* Begin *

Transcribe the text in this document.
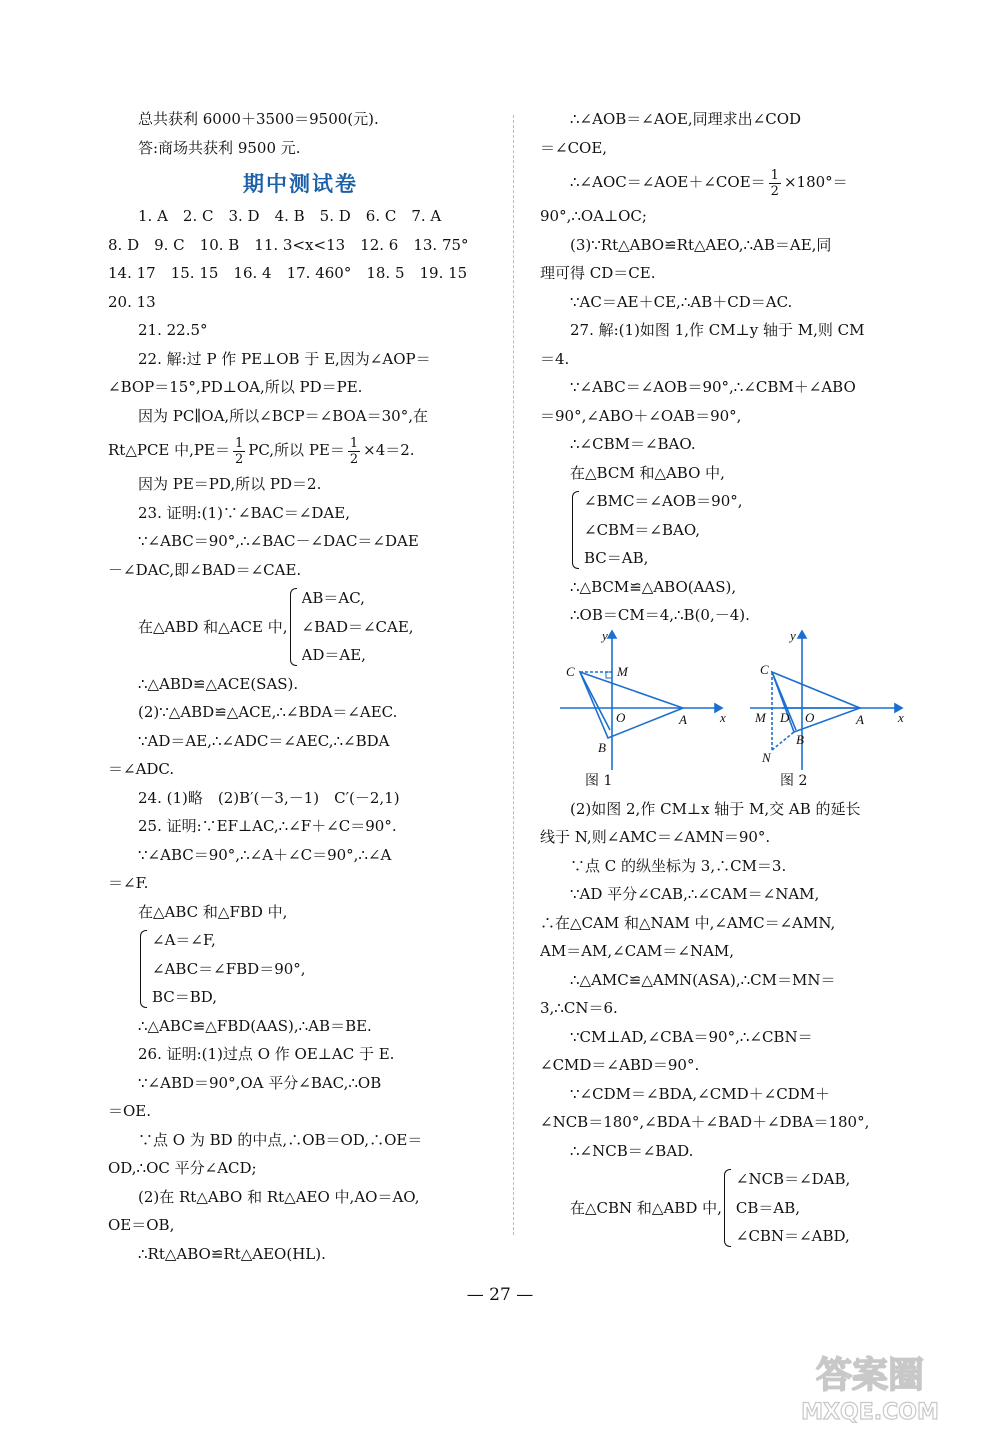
总共获利 6000＋3500＝9500(元).
答:商场共获利 9500 元.
期中测试卷
1. A　2. C　3. D　4. B　5. D　6. C　7. A
8. D　9. C　10. B　11. 3<x<13　12. 6　13. 75°
14. 17　15. 15　16. 4　17. 460°　18. 5　19. 15
20. 13
21. 22.5°
22. 解:过 P 作 PE⊥OB 于 E,因为∠AOP＝
∠BOP＝15°,PD⊥OA,所以 PD＝PE.
因为 PC∥OA,所以∠BCP＝∠BOA＝30°,在
Rt△PCE 中$,PE= \frac{1}{2}$ PC,所以 $PE= \frac{1}{2} \times 4=2$.
因为 PE＝PD,所以 PD＝2.
23. 证明:(1)∵∠BAC＝∠DAE,
∵∠ABC＝90°,∴∠BAC－∠DAC＝∠DAE
－∠DAC,即∠BAD＝∠CAE.
在△ABD 和△ACE 中,
AB＝AC,
∠BAD＝∠CAE,
AD＝AE,
∴△ABD≌△ACE(SAS).
(2)∵△ABD≌△ACE,∴∠BDA＝∠AEC.
∵AD＝AE,∴∠ADC＝∠AEC,∴∠BDA
＝∠ADC.
24. (1)略　(2)B′(－3,－1)　C′(－2,1)
25. 证明:∵EF⊥AC,∴∠F＋∠C＝90°.
∵∠ABC＝90°,∴∠A＋∠C＝90°,∴∠A
＝∠F.
在△ABC 和△FBD 中,
∠A＝∠F,
∠ABC＝∠FBD＝90°,
BC＝BD,
∴△ABC≌△FBD(AAS),∴AB＝BE.
26. 证明:(1)过点 O 作 OE⊥AC 于 E.
∵∠ABD＝90°,OA 平分∠BAC,∴OB
＝OE.
∵点 O 为 BD 的中点,∴OB＝OD,∴OE＝
OD,∴OC 平分∠ACD;
(2)在 Rt△ABO 和 Rt△AEO 中,AO＝AO,
OE＝OB,
∴Rt△ABO≌Rt△AEO(HL).
∴∠AOB＝∠AOE,同理求出∠COD
＝∠COE,
∴∠AOC＝∠AOE＋∠COE＝ $\frac{1}{2} \times 180^\circ=$
90°,∴OA⊥OC;
(3)∵Rt△ABO≌Rt△AEO,∴AB＝AE,同
理可得 CD＝CE.
∵AC＝AE＋CE,∴AB＋CD＝AC.
27. 解:(1)如图 1,作 CM⊥y 轴于 M,则 CM
＝4.
∵∠ABC＝∠AOB＝90°,∴∠CBM＋∠ABO
＝90°,∠ABO＋∠OAB＝90°,
∴∠CBM＝∠BAO.
在△BCM 和△ABO 中,
∠BMC＝∠AOB＝90°,
∠CBM＝∠BAO,
BC＝AB,
∴△BCM≌△ABO(AAS),
∴OB＝CM＝4,∴B(0,－4).
y
x
C	M
O	A
B
y
x
C
M D O	A
B
N
图 1	图 2
(2)如图 2,作 CM⊥x 轴于 M,交 AB 的延长
线于 N,则∠AMC＝∠AMN＝90°.
∵点 C 的纵坐标为 3,∴CM＝3.
∵AD 平分∠CAB,∴∠CAM＝∠NAM,
∴在△CAM 和△NAM 中,∠AMC＝∠AMN,
AM＝AM,∠CAM＝∠NAM,
∴△AMC≌△AMN(ASA),∴CM＝MN＝
3,∴CN＝6.
∵CM⊥AD,∠CBA＝90°,∴∠CBN＝
∠CMD＝∠ABD＝90°.
∵∠CDM＝∠BDA,∠CMD＋∠CDM＋
∠NCB＝180°,∠BDA＋∠BAD＋∠DBA＝180°,
∴∠NCB＝∠BAD.
在△CBN 和△ABD 中,
∠NCB＝∠DAB,
CB＝AB,
∠CBN＝∠ABD,
— 27 —
答案圈
MXQE.COM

* End *

## Problem description
From the records above, pull out each line that has "times".

## Complete output
Rt△PCE 中$,PE= \frac{1}{2}$ PC,所以 $PE= \frac{1}{2} \times 4=2$.
∴∠AOC＝∠AOE＋∠COE＝ $\frac{1}{2} \times 180^\circ=$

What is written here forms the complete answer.